Using the listing below, select the lines with the word "tahap" and copy them.

>> Begin Supplied information

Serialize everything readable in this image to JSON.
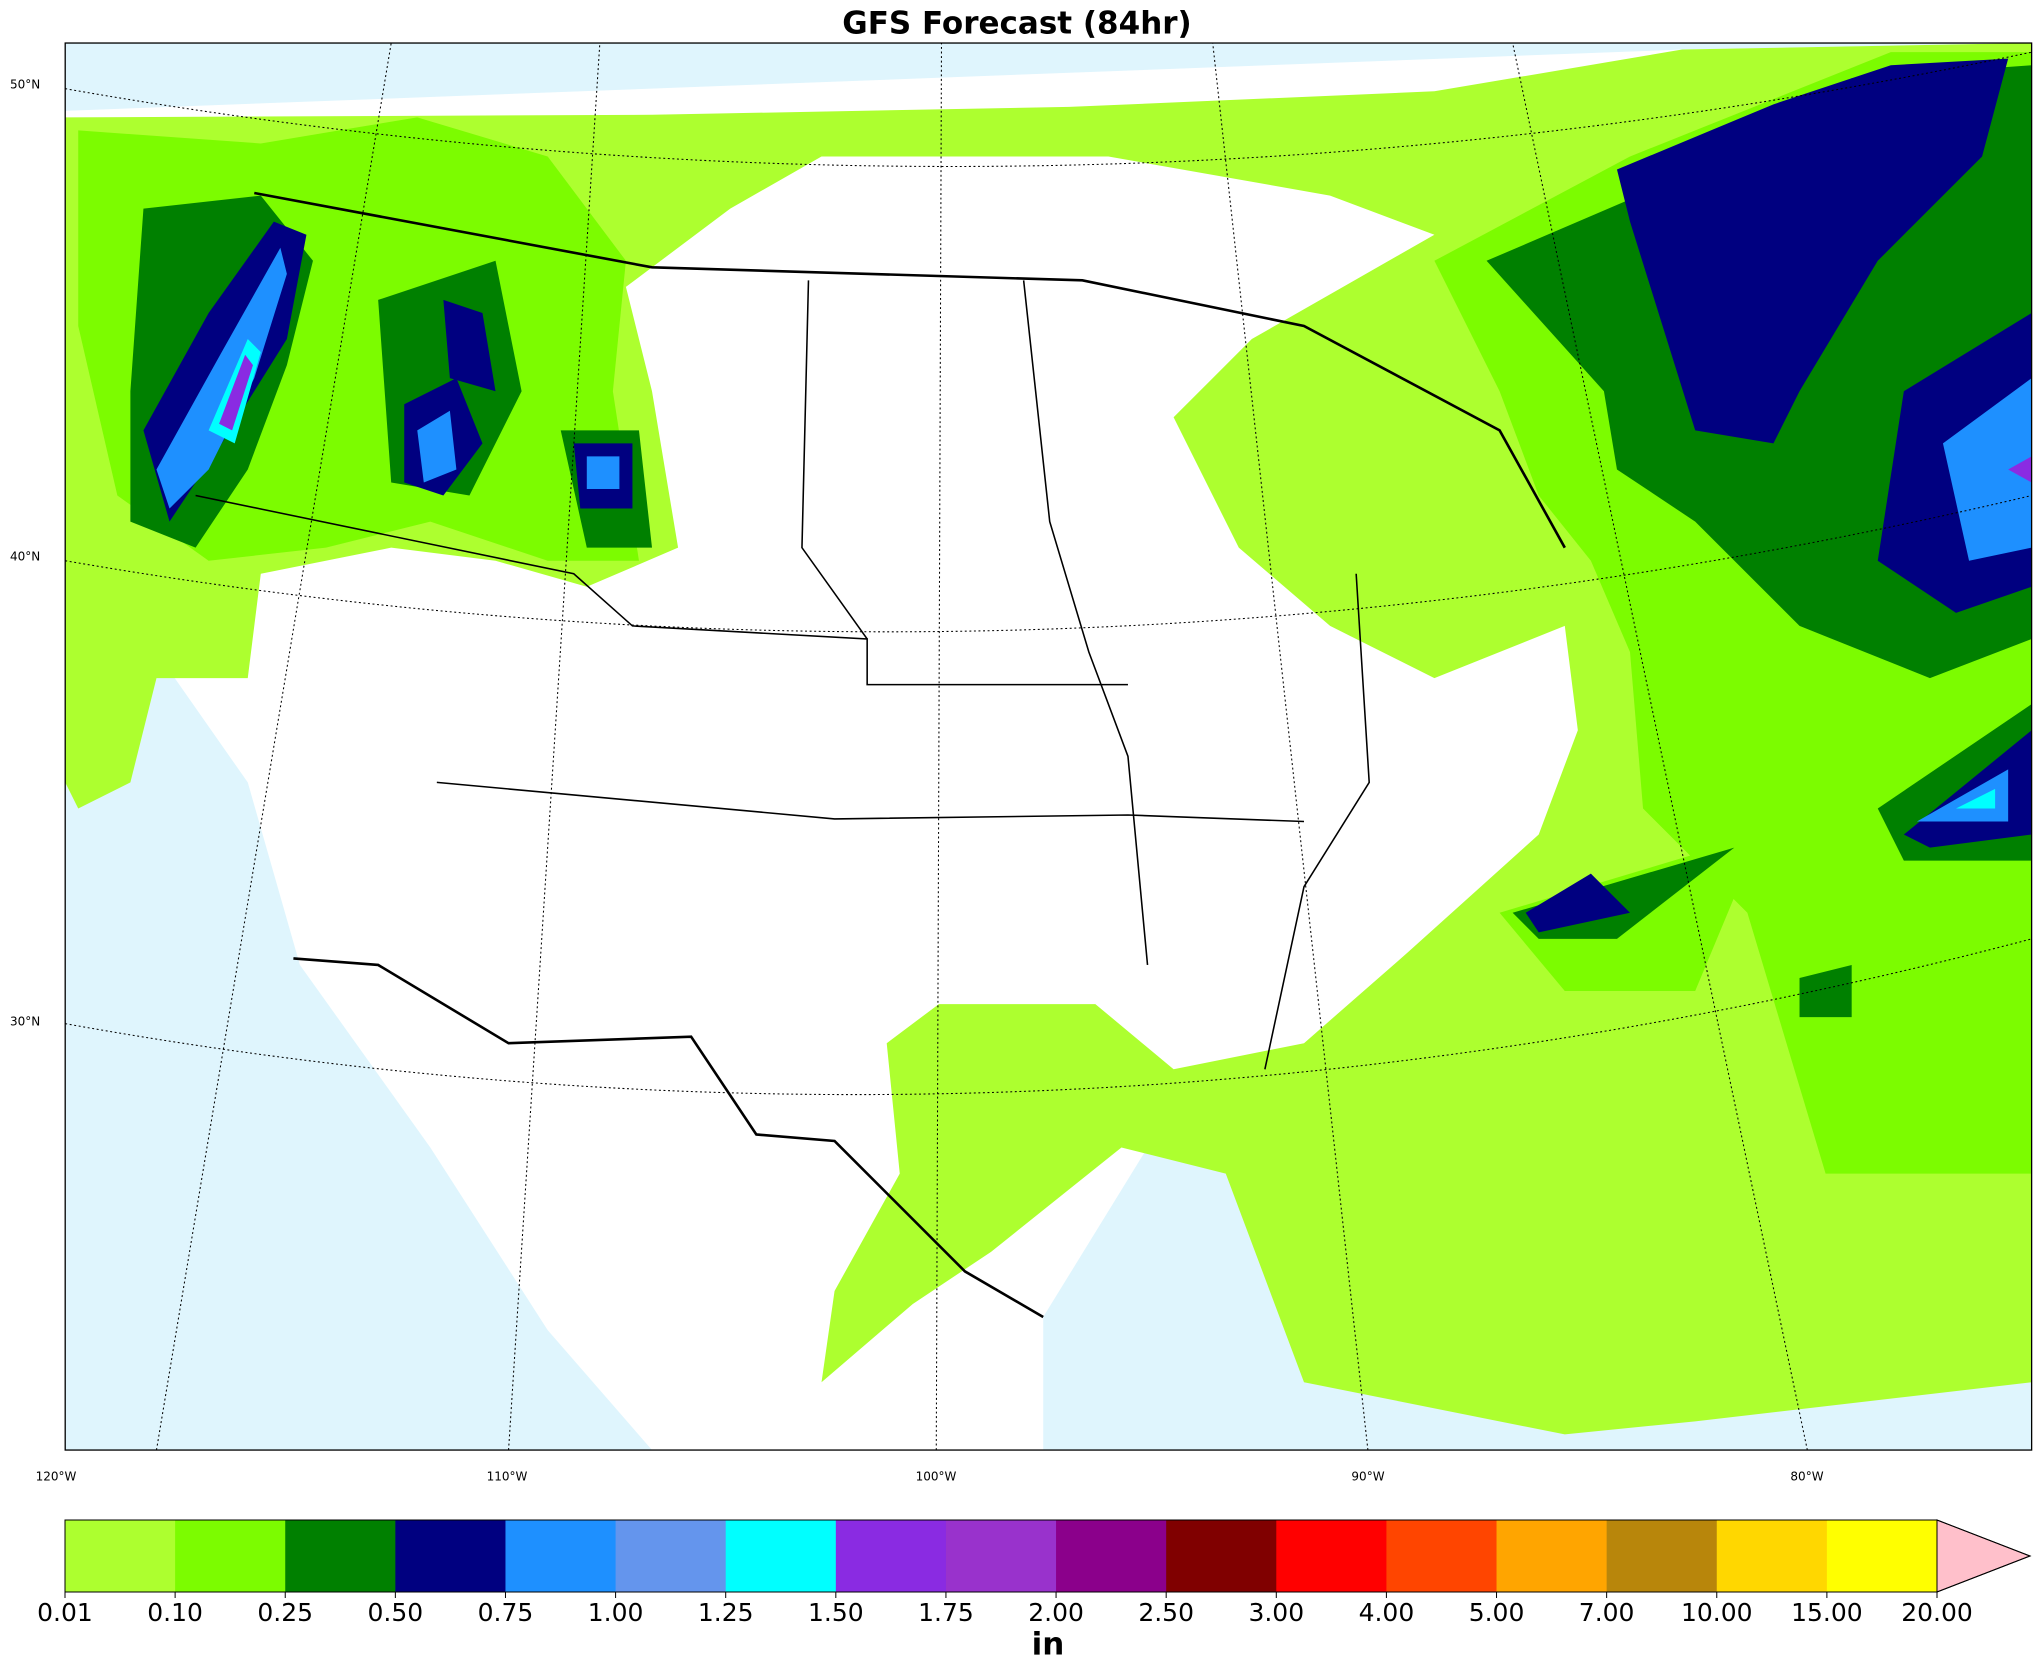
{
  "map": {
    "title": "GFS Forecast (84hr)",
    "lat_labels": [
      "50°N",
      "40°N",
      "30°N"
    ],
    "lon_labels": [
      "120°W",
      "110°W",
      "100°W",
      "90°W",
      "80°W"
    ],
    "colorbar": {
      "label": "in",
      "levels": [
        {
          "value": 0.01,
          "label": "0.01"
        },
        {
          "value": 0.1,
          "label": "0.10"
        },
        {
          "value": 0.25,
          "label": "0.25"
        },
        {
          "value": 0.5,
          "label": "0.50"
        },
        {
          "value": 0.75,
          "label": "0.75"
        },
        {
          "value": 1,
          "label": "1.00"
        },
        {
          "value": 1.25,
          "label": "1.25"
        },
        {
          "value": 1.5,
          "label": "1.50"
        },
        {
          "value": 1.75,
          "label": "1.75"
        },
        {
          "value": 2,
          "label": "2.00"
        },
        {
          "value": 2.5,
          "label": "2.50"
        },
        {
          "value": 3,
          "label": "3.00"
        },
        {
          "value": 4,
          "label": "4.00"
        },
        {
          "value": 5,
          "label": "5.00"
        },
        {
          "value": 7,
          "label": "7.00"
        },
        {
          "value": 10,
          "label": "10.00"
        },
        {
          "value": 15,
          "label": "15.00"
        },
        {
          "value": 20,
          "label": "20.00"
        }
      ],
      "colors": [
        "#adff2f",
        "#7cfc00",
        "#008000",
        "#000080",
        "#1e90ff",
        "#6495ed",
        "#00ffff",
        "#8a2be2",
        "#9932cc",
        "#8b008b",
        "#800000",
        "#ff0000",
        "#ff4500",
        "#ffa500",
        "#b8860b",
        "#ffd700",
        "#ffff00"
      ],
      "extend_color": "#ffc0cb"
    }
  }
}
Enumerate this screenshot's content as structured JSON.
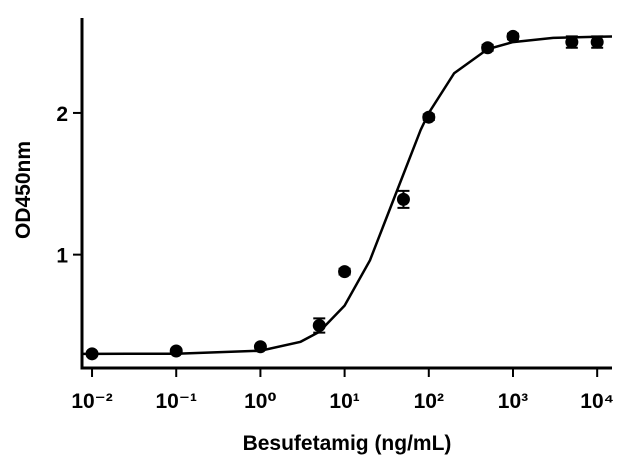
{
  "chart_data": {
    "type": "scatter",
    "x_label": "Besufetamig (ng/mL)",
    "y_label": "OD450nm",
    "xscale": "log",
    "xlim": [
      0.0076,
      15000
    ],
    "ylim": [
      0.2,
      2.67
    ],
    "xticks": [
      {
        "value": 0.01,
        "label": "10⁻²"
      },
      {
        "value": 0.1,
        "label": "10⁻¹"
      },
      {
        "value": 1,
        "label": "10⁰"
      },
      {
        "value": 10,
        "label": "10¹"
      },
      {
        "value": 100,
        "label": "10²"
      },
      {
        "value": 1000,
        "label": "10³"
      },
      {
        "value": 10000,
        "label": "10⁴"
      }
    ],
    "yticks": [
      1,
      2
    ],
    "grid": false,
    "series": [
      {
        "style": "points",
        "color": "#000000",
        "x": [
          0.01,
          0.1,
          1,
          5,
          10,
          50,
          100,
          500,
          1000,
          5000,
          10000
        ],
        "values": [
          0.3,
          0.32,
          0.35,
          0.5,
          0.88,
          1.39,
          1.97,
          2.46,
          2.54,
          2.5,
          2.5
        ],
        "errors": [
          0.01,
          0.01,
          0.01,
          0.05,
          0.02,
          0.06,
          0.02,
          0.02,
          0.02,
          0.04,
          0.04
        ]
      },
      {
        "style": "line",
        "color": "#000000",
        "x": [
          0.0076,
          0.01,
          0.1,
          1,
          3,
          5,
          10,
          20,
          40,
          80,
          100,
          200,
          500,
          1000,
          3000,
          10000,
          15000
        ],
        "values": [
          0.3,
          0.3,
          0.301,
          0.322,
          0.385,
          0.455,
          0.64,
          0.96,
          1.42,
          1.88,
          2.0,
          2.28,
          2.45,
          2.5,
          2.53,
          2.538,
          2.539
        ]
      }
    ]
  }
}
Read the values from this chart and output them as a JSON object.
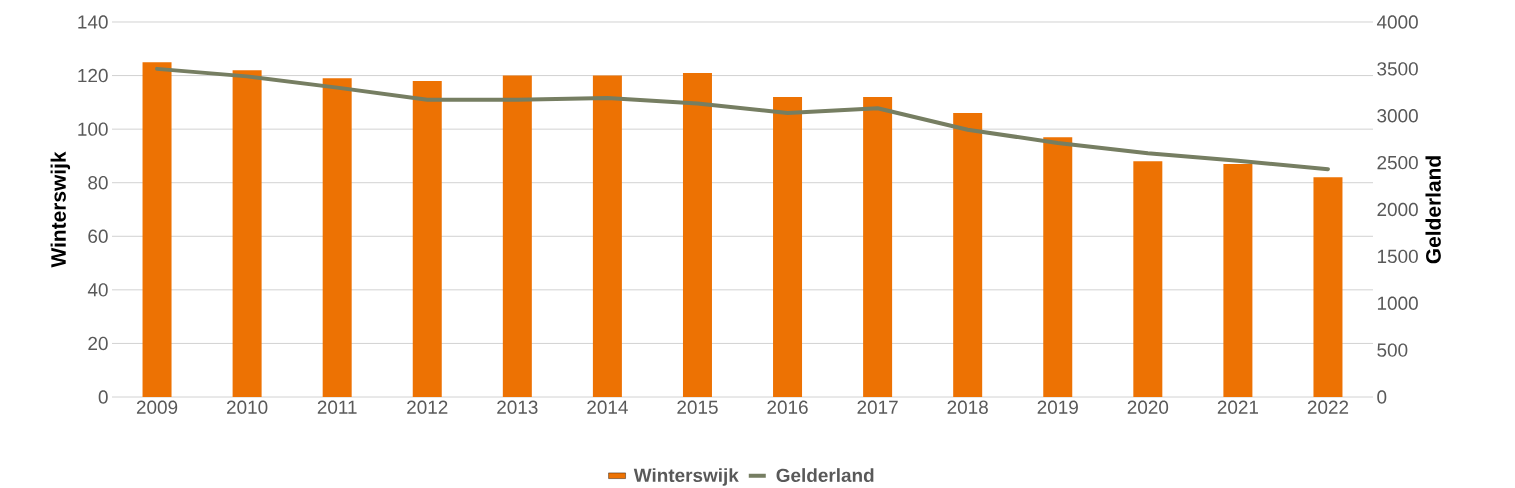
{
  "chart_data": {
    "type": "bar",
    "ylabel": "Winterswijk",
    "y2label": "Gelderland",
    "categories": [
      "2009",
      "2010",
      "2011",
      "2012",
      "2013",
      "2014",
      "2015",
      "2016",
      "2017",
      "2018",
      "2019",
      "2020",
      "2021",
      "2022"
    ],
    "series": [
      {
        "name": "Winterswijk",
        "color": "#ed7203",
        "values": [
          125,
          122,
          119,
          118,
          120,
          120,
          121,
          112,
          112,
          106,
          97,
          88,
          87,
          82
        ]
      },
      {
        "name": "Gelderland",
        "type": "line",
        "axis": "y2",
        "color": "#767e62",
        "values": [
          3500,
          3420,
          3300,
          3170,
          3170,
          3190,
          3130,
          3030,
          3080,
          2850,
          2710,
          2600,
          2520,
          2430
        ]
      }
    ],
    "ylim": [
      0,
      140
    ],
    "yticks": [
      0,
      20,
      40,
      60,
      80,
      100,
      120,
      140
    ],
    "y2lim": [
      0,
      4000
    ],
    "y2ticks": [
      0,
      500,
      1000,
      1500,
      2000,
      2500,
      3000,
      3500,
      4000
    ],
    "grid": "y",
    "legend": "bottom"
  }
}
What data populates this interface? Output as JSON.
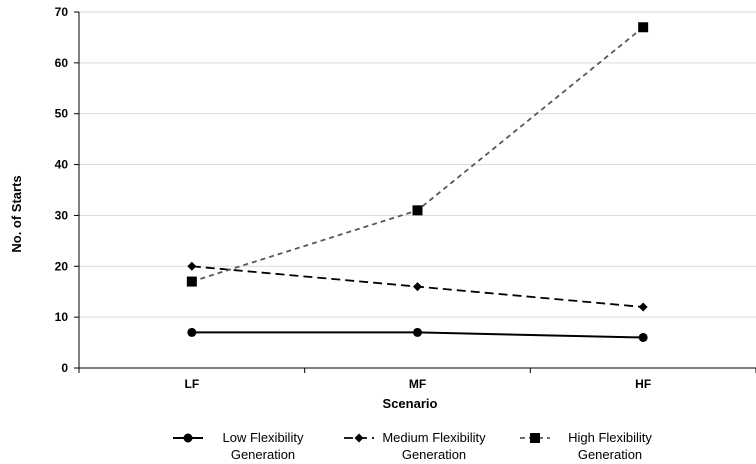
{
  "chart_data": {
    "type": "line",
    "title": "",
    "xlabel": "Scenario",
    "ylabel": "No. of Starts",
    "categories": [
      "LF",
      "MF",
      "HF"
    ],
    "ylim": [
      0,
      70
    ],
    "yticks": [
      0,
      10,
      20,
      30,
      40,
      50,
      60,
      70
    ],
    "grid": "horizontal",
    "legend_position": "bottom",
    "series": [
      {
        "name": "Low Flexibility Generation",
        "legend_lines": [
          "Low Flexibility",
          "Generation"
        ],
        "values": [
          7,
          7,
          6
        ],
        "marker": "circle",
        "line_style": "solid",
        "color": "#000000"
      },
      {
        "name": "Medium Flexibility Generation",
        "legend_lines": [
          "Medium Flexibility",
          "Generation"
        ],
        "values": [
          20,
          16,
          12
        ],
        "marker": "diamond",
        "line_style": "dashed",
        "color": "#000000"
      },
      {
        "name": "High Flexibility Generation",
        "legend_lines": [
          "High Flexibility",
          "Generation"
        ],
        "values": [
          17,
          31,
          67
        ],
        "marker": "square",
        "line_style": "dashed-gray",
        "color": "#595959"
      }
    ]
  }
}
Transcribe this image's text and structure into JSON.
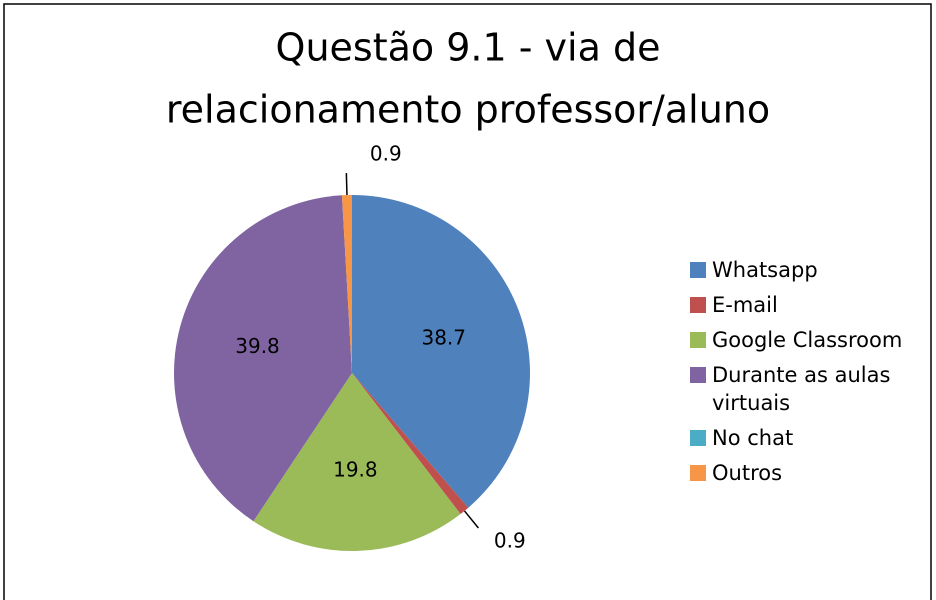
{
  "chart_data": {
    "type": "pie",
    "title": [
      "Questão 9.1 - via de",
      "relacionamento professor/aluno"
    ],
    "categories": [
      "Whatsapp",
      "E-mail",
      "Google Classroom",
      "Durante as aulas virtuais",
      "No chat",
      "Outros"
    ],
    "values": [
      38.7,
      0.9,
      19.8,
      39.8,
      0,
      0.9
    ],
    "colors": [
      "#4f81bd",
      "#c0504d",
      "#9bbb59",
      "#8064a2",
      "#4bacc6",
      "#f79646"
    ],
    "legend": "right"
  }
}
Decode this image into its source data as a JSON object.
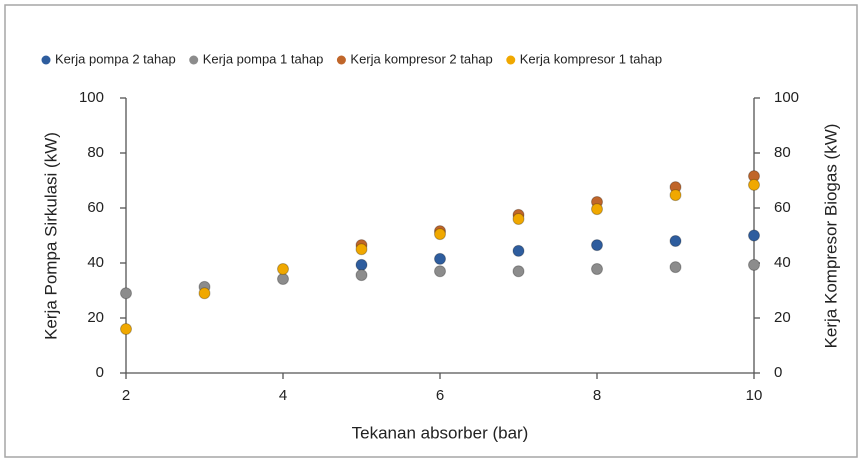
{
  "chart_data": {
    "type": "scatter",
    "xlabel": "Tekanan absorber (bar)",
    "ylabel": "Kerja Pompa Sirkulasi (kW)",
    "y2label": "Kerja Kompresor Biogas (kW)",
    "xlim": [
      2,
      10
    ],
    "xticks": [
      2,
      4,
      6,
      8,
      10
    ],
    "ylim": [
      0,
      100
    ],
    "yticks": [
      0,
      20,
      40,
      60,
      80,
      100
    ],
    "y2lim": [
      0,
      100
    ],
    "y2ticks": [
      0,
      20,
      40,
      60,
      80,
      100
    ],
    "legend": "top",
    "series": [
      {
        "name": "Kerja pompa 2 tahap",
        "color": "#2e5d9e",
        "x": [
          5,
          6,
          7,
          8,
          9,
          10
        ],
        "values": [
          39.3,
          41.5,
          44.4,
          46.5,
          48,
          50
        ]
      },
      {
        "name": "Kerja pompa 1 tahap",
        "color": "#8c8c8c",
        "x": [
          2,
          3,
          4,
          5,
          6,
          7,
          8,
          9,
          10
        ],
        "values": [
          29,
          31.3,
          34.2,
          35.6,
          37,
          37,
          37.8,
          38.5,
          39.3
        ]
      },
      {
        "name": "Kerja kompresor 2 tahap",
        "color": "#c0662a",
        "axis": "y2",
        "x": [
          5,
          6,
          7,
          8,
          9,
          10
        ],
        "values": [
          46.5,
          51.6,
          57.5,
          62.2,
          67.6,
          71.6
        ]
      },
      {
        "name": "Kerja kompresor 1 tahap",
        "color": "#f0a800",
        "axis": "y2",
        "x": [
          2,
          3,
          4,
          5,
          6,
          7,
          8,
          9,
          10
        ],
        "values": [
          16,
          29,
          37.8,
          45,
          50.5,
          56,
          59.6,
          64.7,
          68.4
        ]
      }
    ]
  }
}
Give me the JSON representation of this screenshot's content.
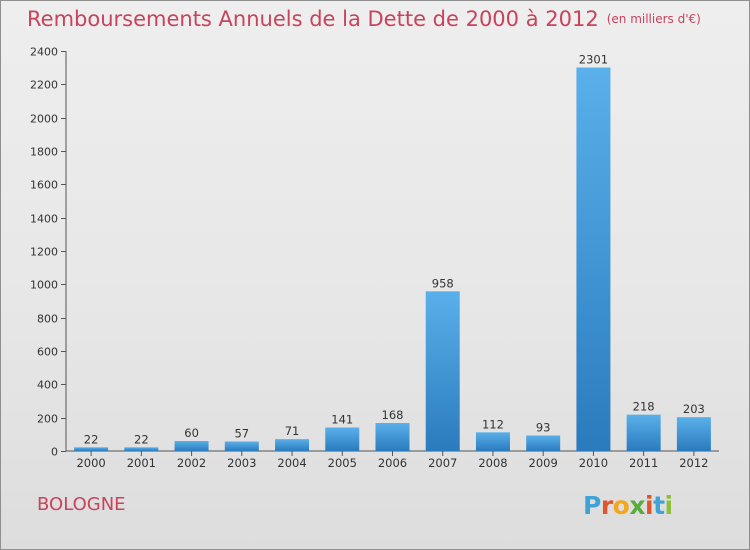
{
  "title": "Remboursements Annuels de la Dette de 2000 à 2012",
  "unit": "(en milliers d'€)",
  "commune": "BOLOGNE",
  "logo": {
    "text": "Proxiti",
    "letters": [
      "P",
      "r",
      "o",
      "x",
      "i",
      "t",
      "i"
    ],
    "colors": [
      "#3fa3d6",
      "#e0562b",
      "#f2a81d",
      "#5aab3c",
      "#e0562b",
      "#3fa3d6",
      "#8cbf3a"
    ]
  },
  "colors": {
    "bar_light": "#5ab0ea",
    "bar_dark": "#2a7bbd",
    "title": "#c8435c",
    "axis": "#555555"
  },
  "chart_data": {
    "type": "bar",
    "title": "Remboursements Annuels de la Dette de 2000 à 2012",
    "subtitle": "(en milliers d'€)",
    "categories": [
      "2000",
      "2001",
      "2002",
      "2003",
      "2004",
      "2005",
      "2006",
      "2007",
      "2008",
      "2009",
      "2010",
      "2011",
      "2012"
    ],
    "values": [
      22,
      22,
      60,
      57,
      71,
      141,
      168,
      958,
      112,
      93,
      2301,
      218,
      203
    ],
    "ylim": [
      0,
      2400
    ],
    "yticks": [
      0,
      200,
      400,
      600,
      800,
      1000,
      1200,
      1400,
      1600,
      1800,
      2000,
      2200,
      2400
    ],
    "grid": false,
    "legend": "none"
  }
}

>> End Supplied information

Result:
        "name": "Kerja pompa 2 tahap",
        "name": "Kerja pompa 1 tahap",
        "name": "Kerja kompresor 2 tahap",
        "name": "Kerja kompresor 1 tahap",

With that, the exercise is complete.